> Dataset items
[Start of Attachment]

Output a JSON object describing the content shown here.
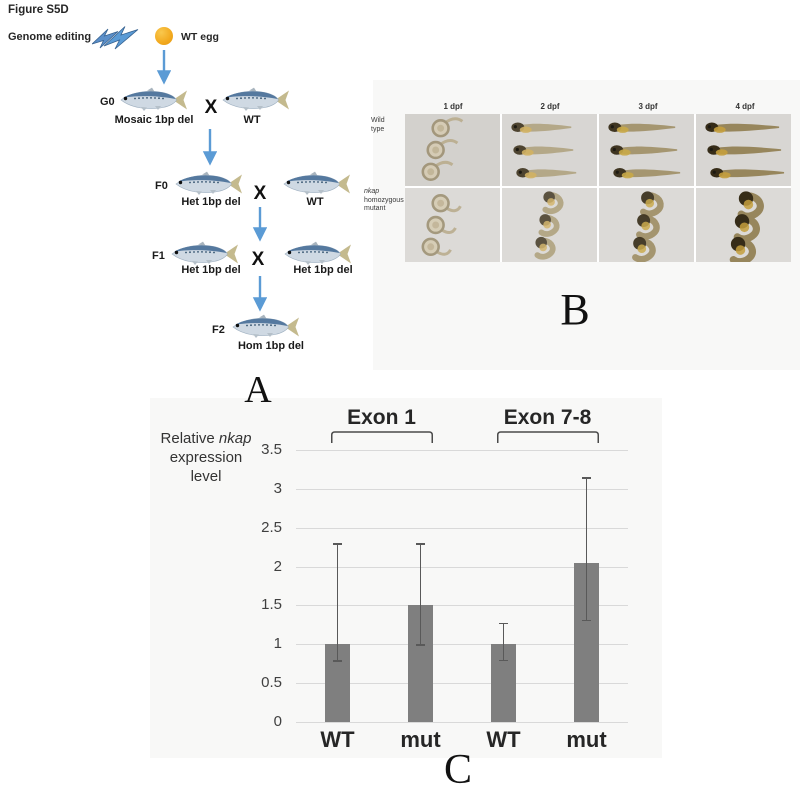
{
  "figure_label": "Figure S5D",
  "panel_a": {
    "letter": "A",
    "genome_editing_label": "Genome editing",
    "egg_label": "WT egg",
    "cross_symbol": "X",
    "arrow_color": "#5b9bd5",
    "generations": [
      {
        "gen": "G0",
        "left_label": "Mosaic 1bp del",
        "right_label": "WT"
      },
      {
        "gen": "F0",
        "left_label": "Het 1bp del",
        "right_label": "WT"
      },
      {
        "gen": "F1",
        "left_label": "Het 1bp del",
        "right_label": "Het 1bp del"
      },
      {
        "gen": "F2",
        "left_label": "Hom 1bp del",
        "right_label": ""
      }
    ]
  },
  "panel_b": {
    "letter": "B",
    "column_headers": [
      "1 dpf",
      "2 dpf",
      "3 dpf",
      "4 dpf"
    ],
    "row_labels": [
      {
        "lines": [
          "Wild",
          "type"
        ],
        "italic_first": false
      },
      {
        "lines": [
          "nkap",
          "homozygous",
          "mutant"
        ],
        "italic_first": true
      }
    ]
  },
  "panel_c": {
    "letter": "C"
  },
  "chart_data": {
    "type": "bar",
    "title": "",
    "ylabel": "Relative nkap expression level",
    "ylabel_parts": {
      "pre": "Relative ",
      "italic": "nkap",
      "line2": "expression",
      "line3": "level"
    },
    "groups": [
      {
        "label": "Exon 1",
        "bars": [
          0,
          1
        ]
      },
      {
        "label": "Exon 7-8",
        "bars": [
          2,
          3
        ]
      }
    ],
    "categories": [
      "WT",
      "mut",
      "WT",
      "mut"
    ],
    "values": [
      1.0,
      1.5,
      1.0,
      2.04
    ],
    "error_low": [
      0.78,
      0.99,
      0.79,
      1.3
    ],
    "error_high": [
      2.3,
      2.3,
      1.28,
      3.15
    ],
    "yticks": [
      0,
      0.5,
      1,
      1.5,
      2,
      2.5,
      3,
      3.5
    ],
    "ylim": [
      0,
      3.5
    ],
    "grid": true,
    "legend": "none",
    "bar_color": "#7f7f7f",
    "error_color": "#595959",
    "grid_color": "#d9d9d9"
  }
}
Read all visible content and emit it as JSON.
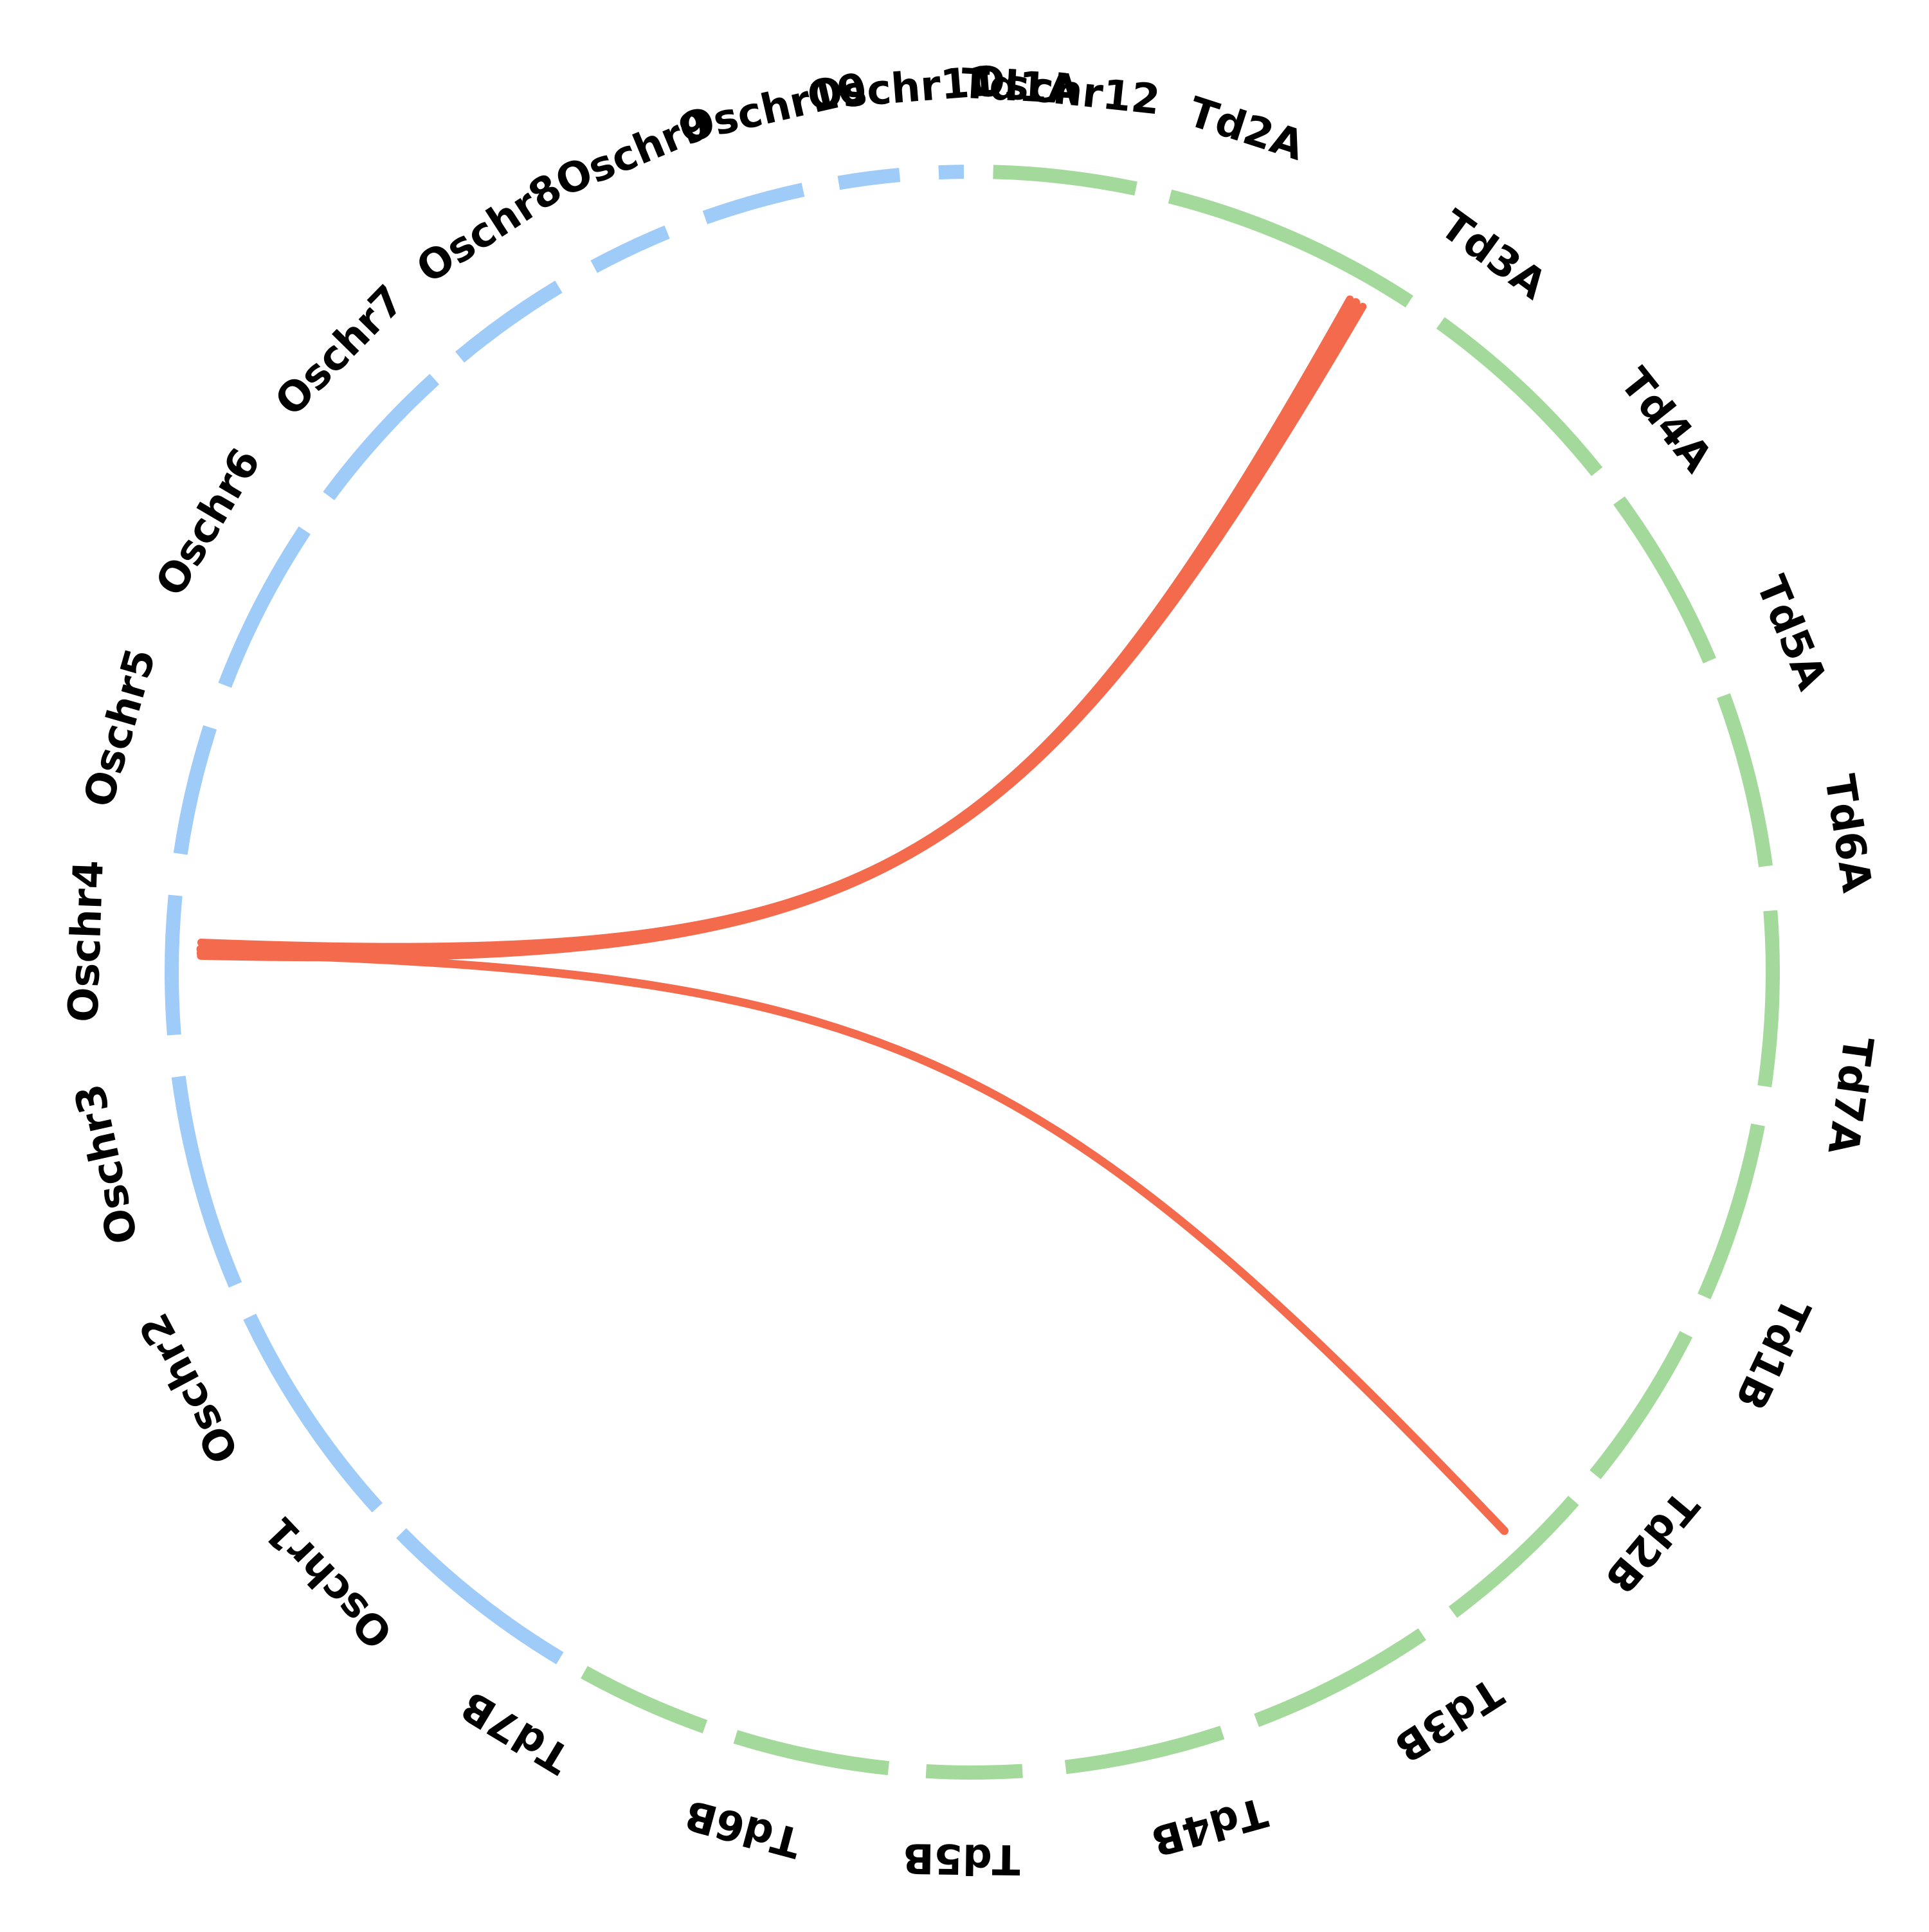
{
  "chart_data": {
    "type": "chord",
    "colors": {
      "rice": "#9ecbf7",
      "durum": "#a3d99a",
      "link": "#f46a4d"
    },
    "groups": [
      {
        "genome": "rice",
        "chromosomes": [
          "Oschr1",
          "Oschr2",
          "Oschr3",
          "Oschr4",
          "Oschr5",
          "Oschr6",
          "Oschr7",
          "Oschr8",
          "Oschr9",
          "Oschr10",
          "Oschr11",
          "Oschr12"
        ]
      },
      {
        "genome": "durum",
        "chromosomes": [
          "Td1A",
          "Td2A",
          "Td3A",
          "Td4A",
          "Td5A",
          "Td6A",
          "Td7A",
          "Td1B",
          "Td2B",
          "Td3B",
          "Td4B",
          "Td5B",
          "Td6B",
          "Td7B"
        ]
      }
    ],
    "links": [
      {
        "source": "Oschr4",
        "target": "Td2A"
      },
      {
        "source": "Oschr4",
        "target": "Td2A"
      },
      {
        "source": "Oschr4",
        "target": "Td2A"
      },
      {
        "source": "Oschr4",
        "target": "Td2B"
      }
    ]
  }
}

[End of Attachment]

> TASK BRIEF
Return each line of the data, keeping its wording exact and omitting pictures.

> EXERCISE OUTPUT
Output a JSON object describing the content shown here.
{
  "figure_label": "Figure S5D",
  "panel_a": {
    "letter": "A",
    "genome_editing_label": "Genome editing",
    "egg_label": "WT egg",
    "cross_symbol": "X",
    "arrow_color": "#5b9bd5",
    "generations": [
      {
        "gen": "G0",
        "left_label": "Mosaic 1bp del",
        "right_label": "WT"
      },
      {
        "gen": "F0",
        "left_label": "Het 1bp del",
        "right_label": "WT"
      },
      {
        "gen": "F1",
        "left_label": "Het 1bp del",
        "right_label": "Het 1bp del"
      },
      {
        "gen": "F2",
        "left_label": "Hom 1bp del",
        "right_label": ""
      }
    ]
  },
  "panel_b": {
    "letter": "B",
    "column_headers": [
      "1 dpf",
      "2 dpf",
      "3 dpf",
      "4 dpf"
    ],
    "row_labels": [
      {
        "lines": [
          "Wild",
          "type"
        ],
        "italic_first": false
      },
      {
        "lines": [
          "nkap",
          "homozygous",
          "mutant"
        ],
        "italic_first": true
      }
    ]
  },
  "panel_c": {
    "letter": "C"
  },
  "chart_data": {
    "type": "bar",
    "title": "",
    "ylabel": "Relative nkap expression level",
    "ylabel_parts": {
      "pre": "Relative ",
      "italic": "nkap",
      "line2": "expression",
      "line3": "level"
    },
    "groups": [
      {
        "label": "Exon 1",
        "bars": [
          0,
          1
        ]
      },
      {
        "label": "Exon 7-8",
        "bars": [
          2,
          3
        ]
      }
    ],
    "categories": [
      "WT",
      "mut",
      "WT",
      "mut"
    ],
    "values": [
      1.0,
      1.5,
      1.0,
      2.04
    ],
    "error_low": [
      0.78,
      0.99,
      0.79,
      1.3
    ],
    "error_high": [
      2.3,
      2.3,
      1.28,
      3.15
    ],
    "yticks": [
      0,
      0.5,
      1,
      1.5,
      2,
      2.5,
      3,
      3.5
    ],
    "ylim": [
      0,
      3.5
    ],
    "grid": true,
    "legend": "none",
    "bar_color": "#7f7f7f",
    "error_color": "#595959",
    "grid_color": "#d9d9d9"
  }
}
Read all visible content and emit it as JSON.
{
  "chart_data": {
    "type": "chord",
    "colors": {
      "rice": "#9ecbf7",
      "durum": "#a3d99a",
      "link": "#f46a4d"
    },
    "groups": [
      {
        "genome": "rice",
        "chromosomes": [
          "Oschr1",
          "Oschr2",
          "Oschr3",
          "Oschr4",
          "Oschr5",
          "Oschr6",
          "Oschr7",
          "Oschr8",
          "Oschr9",
          "Oschr10",
          "Oschr11",
          "Oschr12"
        ]
      },
      {
        "genome": "durum",
        "chromosomes": [
          "Td1A",
          "Td2A",
          "Td3A",
          "Td4A",
          "Td5A",
          "Td6A",
          "Td7A",
          "Td1B",
          "Td2B",
          "Td3B",
          "Td4B",
          "Td5B",
          "Td6B",
          "Td7B"
        ]
      }
    ],
    "links": [
      {
        "source": "Oschr4",
        "target": "Td2A"
      },
      {
        "source": "Oschr4",
        "target": "Td2A"
      },
      {
        "source": "Oschr4",
        "target": "Td2A"
      },
      {
        "source": "Oschr4",
        "target": "Td2B"
      }
    ]
  }
}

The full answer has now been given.